Extract every line of the listing below and reproduce each one verbatim, in the order given.

__Data__.
********************

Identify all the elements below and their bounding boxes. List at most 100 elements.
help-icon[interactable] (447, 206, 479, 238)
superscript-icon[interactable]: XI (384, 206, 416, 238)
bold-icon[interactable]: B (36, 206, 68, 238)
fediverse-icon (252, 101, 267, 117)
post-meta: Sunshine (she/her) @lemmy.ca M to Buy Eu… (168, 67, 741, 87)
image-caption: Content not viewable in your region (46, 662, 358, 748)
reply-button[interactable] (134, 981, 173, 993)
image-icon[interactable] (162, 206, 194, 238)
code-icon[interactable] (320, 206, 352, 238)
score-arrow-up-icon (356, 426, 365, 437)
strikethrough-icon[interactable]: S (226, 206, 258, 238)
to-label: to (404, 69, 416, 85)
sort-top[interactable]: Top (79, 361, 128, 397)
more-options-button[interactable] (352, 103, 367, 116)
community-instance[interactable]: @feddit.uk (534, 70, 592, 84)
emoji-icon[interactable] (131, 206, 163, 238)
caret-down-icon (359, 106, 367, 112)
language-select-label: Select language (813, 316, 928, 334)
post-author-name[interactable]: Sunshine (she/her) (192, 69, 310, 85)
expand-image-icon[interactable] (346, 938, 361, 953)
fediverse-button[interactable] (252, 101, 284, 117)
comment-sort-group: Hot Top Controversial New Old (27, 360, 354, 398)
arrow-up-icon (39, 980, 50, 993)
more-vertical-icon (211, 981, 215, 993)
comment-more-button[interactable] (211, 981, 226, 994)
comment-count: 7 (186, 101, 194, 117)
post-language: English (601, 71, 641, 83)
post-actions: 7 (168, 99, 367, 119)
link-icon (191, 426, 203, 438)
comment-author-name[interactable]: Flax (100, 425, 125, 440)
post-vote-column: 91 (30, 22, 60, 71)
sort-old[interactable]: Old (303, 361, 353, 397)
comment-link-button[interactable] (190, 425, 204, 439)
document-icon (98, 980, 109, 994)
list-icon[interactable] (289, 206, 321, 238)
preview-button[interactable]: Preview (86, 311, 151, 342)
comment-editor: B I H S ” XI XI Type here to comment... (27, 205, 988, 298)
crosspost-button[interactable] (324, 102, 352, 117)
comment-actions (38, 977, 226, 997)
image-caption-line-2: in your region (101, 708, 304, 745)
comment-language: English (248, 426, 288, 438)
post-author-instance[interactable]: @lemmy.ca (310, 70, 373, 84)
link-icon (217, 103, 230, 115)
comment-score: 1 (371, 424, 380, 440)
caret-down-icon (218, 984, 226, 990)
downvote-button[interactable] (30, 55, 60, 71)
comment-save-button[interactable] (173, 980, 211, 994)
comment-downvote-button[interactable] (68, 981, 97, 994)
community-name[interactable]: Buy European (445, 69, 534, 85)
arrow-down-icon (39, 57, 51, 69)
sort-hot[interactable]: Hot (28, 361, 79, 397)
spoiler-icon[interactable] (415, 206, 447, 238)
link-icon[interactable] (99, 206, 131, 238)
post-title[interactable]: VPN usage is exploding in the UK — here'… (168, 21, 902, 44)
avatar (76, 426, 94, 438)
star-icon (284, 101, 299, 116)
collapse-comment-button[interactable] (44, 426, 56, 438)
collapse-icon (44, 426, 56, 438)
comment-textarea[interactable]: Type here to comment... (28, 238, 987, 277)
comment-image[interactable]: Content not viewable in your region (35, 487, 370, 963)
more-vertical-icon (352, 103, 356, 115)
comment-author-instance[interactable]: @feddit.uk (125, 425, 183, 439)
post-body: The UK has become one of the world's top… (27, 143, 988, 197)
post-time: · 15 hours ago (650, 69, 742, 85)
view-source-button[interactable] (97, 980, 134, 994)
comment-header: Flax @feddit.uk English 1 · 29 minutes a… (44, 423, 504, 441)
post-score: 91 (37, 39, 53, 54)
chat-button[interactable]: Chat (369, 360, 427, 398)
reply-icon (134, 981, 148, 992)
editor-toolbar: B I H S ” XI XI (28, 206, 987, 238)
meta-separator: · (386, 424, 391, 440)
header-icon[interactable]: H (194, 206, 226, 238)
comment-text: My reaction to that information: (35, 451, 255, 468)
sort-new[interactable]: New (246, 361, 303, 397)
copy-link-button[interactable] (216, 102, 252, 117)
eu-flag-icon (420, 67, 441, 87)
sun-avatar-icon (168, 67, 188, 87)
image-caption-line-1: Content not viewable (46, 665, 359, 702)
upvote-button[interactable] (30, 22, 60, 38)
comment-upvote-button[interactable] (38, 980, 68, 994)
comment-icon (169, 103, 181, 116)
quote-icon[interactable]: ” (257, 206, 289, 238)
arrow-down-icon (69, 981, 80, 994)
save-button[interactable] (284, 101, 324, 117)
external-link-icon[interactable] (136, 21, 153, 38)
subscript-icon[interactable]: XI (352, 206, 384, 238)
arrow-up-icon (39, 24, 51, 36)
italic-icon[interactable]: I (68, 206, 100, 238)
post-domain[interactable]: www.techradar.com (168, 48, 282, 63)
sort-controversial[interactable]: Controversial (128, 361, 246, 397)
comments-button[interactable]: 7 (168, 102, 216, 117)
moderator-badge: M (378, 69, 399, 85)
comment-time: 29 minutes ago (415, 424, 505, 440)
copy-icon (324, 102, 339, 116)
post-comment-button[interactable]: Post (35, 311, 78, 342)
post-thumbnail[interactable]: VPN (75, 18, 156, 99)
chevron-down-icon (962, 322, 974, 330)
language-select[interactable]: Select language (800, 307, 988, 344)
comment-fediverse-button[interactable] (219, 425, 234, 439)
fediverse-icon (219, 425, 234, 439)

********************

__Task output__.
Identify all the elements below and their bounding boxes. List at most 100 elements.
help-icon[interactable] (447, 206, 479, 238)
superscript-icon[interactable]: XI (384, 206, 416, 238)
bold-icon[interactable]: B (36, 206, 68, 238)
fediverse-icon (252, 101, 267, 117)
post-meta: Sunshine (she/her) @lemmy.ca M to Buy Eu… (168, 67, 741, 87)
image-caption: Content not viewable in your region (46, 662, 358, 748)
reply-button[interactable] (134, 981, 173, 993)
image-icon[interactable] (162, 206, 194, 238)
code-icon[interactable] (320, 206, 352, 238)
score-arrow-up-icon (356, 426, 365, 437)
strikethrough-icon[interactable]: S (226, 206, 258, 238)
to-label: to (404, 69, 416, 85)
sort-top[interactable]: Top (79, 361, 128, 397)
more-options-button[interactable] (352, 103, 367, 116)
community-instance[interactable]: @feddit.uk (534, 70, 592, 84)
emoji-icon[interactable] (131, 206, 163, 238)
caret-down-icon (359, 106, 367, 112)
language-select-label: Select language (813, 316, 928, 334)
post-author-name[interactable]: Sunshine (she/her) (192, 69, 310, 85)
expand-image-icon[interactable] (346, 938, 361, 953)
fediverse-button[interactable] (252, 101, 284, 117)
comment-sort-group: Hot Top Controversial New Old (27, 360, 354, 398)
arrow-up-icon (39, 980, 50, 993)
more-vertical-icon (211, 981, 215, 993)
comment-more-button[interactable] (211, 981, 226, 994)
comment-count: 7 (186, 101, 194, 117)
post-language: English (601, 71, 641, 83)
post-actions: 7 (168, 99, 367, 119)
link-icon (191, 426, 203, 438)
comment-author-name[interactable]: Flax (100, 425, 125, 440)
post-vote-column: 91 (30, 22, 60, 71)
sort-old[interactable]: Old (303, 361, 353, 397)
comment-link-button[interactable] (190, 425, 204, 439)
document-icon (98, 980, 109, 994)
list-icon[interactable] (289, 206, 321, 238)
preview-button[interactable]: Preview (86, 311, 151, 342)
comment-editor: B I H S ” XI XI Type here to comment... (27, 205, 988, 298)
crosspost-button[interactable] (324, 102, 352, 117)
comment-actions (38, 977, 226, 997)
image-caption-line-2: in your region (101, 708, 304, 745)
comment-language: English (248, 426, 288, 438)
post-author-instance[interactable]: @lemmy.ca (310, 70, 373, 84)
link-icon (217, 103, 230, 115)
comment-score: 1 (371, 424, 380, 440)
caret-down-icon (218, 984, 226, 990)
downvote-button[interactable] (30, 55, 60, 71)
comment-save-button[interactable] (173, 980, 211, 994)
comment-downvote-button[interactable] (68, 981, 97, 994)
community-name[interactable]: Buy European (445, 69, 534, 85)
arrow-down-icon (39, 57, 51, 69)
sort-hot[interactable]: Hot (28, 361, 79, 397)
spoiler-icon[interactable] (415, 206, 447, 238)
link-icon[interactable] (99, 206, 131, 238)
post-title[interactable]: VPN usage is exploding in the UK — here'… (168, 21, 902, 44)
avatar (76, 426, 94, 438)
star-icon (284, 101, 299, 116)
collapse-comment-button[interactable] (44, 426, 56, 438)
collapse-icon (44, 426, 56, 438)
comment-textarea[interactable]: Type here to comment... (28, 238, 987, 277)
comment-image[interactable]: Content not viewable in your region (35, 487, 370, 963)
more-vertical-icon (352, 103, 356, 115)
comment-author-instance[interactable]: @feddit.uk (125, 425, 183, 439)
post-body: The UK has become one of the world's top… (27, 143, 988, 197)
post-time: · 15 hours ago (650, 69, 742, 85)
view-source-button[interactable] (97, 980, 134, 994)
comment-header: Flax @feddit.uk English 1 · 29 minutes a… (44, 423, 504, 441)
post-score: 91 (37, 39, 53, 54)
chat-button[interactable]: Chat (369, 360, 427, 398)
reply-icon (134, 981, 148, 992)
editor-toolbar: B I H S ” XI XI (28, 206, 987, 238)
meta-separator: · (386, 424, 391, 440)
header-icon[interactable]: H (194, 206, 226, 238)
comment-text: My reaction to that information: (35, 451, 255, 468)
sort-new[interactable]: New (246, 361, 303, 397)
copy-link-button[interactable] (216, 102, 252, 117)
eu-flag-icon (420, 67, 441, 87)
sun-avatar-icon (168, 67, 188, 87)
image-caption-line-1: Content not viewable (46, 665, 359, 702)
upvote-button[interactable] (30, 22, 60, 38)
comment-upvote-button[interactable] (38, 980, 68, 994)
comment-icon (169, 103, 181, 116)
quote-icon[interactable]: ” (257, 206, 289, 238)
arrow-down-icon (69, 981, 80, 994)
save-button[interactable] (284, 101, 324, 117)
external-link-icon[interactable] (136, 21, 153, 38)
subscript-icon[interactable]: XI (352, 206, 384, 238)
arrow-up-icon (39, 24, 51, 36)
italic-icon[interactable]: I (68, 206, 100, 238)
post-domain[interactable]: www.techradar.com (168, 48, 282, 63)
sort-controversial[interactable]: Controversial (128, 361, 246, 397)
comments-button[interactable]: 7 (168, 102, 216, 117)
moderator-badge: M (378, 69, 399, 85)
comment-time: 29 minutes ago (415, 424, 505, 440)
copy-icon (324, 102, 339, 116)
post-comment-button[interactable]: Post (35, 311, 78, 342)
post-thumbnail[interactable]: VPN (75, 18, 156, 99)
chevron-down-icon (962, 322, 974, 330)
language-select[interactable]: Select language (800, 307, 988, 344)
comment-fediverse-button[interactable] (219, 425, 234, 439)
fediverse-icon (219, 425, 234, 439)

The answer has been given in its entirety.